» **Task to carry out**: Pull every line containing "Başkanlığı" from the entries.

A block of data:
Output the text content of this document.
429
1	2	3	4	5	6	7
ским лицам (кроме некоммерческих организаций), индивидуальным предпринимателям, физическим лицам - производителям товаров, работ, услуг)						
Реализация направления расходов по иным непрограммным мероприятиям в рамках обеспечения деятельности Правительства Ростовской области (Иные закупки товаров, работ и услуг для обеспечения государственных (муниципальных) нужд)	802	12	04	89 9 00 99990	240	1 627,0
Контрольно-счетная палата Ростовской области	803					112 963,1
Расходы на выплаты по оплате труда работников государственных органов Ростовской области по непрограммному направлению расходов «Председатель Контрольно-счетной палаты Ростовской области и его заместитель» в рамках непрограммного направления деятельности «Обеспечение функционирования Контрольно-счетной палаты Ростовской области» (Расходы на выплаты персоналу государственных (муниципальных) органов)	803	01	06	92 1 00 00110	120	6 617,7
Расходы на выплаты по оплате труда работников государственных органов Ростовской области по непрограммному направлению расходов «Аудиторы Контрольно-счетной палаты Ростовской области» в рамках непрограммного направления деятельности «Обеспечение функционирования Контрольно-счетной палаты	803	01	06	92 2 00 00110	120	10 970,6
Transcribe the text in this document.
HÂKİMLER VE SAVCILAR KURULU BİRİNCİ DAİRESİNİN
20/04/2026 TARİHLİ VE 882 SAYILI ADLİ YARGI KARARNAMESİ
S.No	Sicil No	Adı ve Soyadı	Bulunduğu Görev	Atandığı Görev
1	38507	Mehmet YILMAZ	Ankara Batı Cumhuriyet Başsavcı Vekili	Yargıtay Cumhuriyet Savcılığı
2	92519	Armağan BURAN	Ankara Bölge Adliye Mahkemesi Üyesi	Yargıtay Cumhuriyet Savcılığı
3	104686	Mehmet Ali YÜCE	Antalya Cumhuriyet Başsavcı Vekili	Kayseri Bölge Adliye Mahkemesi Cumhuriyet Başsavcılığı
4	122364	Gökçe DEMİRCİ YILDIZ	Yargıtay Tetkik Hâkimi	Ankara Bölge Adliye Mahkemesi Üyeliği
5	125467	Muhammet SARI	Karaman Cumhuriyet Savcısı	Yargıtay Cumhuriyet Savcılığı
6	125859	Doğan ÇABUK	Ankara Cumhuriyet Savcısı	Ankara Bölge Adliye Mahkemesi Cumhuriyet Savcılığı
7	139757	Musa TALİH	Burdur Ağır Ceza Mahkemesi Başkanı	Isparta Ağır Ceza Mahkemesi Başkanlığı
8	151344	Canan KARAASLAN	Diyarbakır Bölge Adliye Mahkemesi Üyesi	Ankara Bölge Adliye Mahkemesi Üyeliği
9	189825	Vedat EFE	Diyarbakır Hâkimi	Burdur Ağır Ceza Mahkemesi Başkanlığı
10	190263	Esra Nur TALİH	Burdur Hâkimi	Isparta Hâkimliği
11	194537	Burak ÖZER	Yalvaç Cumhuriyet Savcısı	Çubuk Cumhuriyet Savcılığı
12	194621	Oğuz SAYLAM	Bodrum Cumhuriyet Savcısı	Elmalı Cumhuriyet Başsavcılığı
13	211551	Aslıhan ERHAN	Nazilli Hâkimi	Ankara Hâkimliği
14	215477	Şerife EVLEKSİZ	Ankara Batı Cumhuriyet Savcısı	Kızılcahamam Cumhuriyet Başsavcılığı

» **Full output**:
7	139757	Musa TALİH	Burdur Ağır Ceza Mahkemesi Başkanı	Isparta Ağır Ceza Mahkemesi Başkanlığı
9	189825	Vedat EFE	Diyarbakır Hâkimi	Burdur Ağır Ceza Mahkemesi Başkanlığı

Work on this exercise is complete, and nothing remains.